------ Listed records
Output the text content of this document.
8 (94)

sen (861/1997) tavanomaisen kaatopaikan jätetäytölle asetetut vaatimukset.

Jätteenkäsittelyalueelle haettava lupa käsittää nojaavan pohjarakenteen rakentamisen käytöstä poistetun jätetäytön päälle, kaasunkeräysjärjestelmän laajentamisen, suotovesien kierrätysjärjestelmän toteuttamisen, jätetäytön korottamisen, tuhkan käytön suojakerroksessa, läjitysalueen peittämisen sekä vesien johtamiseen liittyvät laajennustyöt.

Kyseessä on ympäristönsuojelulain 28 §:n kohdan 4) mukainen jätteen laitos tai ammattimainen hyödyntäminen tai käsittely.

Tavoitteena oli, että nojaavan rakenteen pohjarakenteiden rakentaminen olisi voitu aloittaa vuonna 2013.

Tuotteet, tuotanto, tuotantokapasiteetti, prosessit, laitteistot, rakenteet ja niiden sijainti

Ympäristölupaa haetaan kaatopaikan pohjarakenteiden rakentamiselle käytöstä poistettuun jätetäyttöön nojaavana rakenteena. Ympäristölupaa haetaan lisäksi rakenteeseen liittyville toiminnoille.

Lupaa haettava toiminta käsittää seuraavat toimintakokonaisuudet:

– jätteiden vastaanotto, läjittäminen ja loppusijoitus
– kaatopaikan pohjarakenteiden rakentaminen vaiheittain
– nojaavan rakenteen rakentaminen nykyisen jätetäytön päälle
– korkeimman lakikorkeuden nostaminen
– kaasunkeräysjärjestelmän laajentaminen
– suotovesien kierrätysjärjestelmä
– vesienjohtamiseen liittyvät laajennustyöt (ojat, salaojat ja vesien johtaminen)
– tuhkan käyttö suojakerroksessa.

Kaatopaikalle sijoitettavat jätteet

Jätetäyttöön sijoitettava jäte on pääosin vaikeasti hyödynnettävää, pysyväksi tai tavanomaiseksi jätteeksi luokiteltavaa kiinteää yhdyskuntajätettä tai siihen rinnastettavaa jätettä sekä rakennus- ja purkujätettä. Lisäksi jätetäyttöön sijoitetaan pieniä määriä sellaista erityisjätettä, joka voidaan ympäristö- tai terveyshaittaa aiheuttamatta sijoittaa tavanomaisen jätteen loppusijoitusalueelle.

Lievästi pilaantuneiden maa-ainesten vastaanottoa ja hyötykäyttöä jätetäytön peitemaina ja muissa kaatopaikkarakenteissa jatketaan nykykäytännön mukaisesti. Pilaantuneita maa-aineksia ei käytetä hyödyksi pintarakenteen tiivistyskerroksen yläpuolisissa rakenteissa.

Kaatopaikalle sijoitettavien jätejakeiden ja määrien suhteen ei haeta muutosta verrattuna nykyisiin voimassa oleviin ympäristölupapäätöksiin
------------
------ Listed records
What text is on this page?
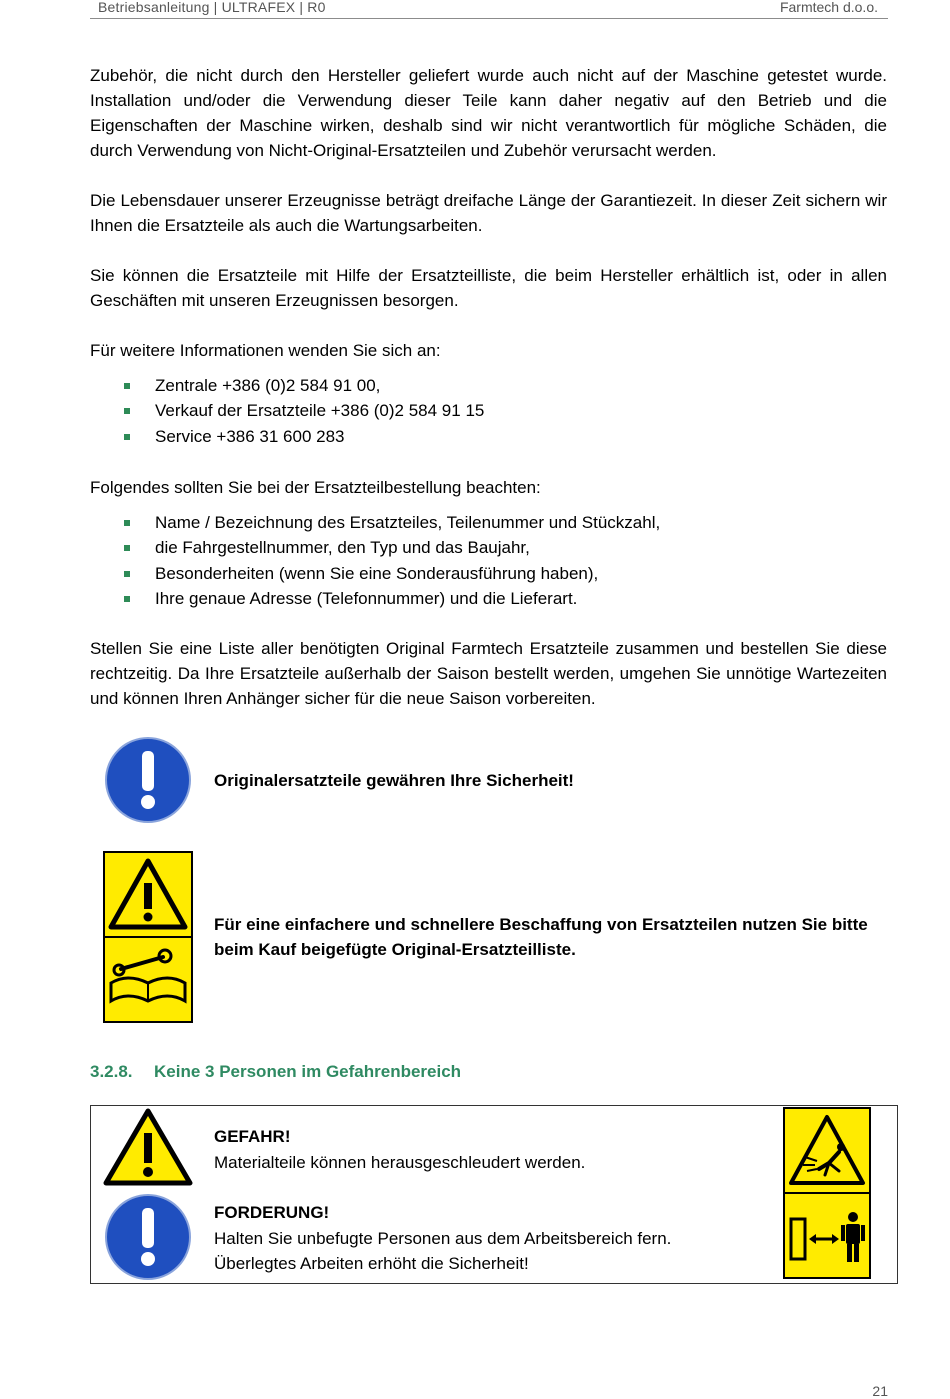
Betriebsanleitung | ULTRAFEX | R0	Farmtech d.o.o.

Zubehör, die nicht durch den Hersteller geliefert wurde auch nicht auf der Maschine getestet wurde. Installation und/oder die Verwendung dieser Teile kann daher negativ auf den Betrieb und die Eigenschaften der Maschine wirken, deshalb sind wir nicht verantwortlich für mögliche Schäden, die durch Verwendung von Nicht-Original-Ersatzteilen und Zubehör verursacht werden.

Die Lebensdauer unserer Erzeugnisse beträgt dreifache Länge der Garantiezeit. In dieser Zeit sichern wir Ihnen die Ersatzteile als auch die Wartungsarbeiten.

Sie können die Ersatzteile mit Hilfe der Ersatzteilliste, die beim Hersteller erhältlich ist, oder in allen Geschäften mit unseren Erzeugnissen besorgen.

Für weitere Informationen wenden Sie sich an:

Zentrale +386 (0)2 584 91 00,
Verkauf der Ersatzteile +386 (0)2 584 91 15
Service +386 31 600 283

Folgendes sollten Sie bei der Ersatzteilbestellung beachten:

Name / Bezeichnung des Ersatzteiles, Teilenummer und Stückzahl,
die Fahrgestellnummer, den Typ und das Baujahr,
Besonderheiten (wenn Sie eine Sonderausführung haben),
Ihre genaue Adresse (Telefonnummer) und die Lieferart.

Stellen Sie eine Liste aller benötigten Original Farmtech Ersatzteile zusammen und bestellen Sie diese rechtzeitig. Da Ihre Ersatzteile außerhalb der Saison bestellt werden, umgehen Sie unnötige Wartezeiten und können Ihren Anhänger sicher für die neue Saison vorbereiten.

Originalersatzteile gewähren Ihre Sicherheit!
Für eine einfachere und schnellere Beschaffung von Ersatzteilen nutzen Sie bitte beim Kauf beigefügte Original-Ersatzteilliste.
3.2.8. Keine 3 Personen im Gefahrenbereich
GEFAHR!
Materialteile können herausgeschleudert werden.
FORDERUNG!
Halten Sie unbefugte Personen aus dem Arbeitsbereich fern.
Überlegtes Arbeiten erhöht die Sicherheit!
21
------------
Looking at the data above, how many lines hold the word "haettava"? Respond with the number alone.

→ Answer below
2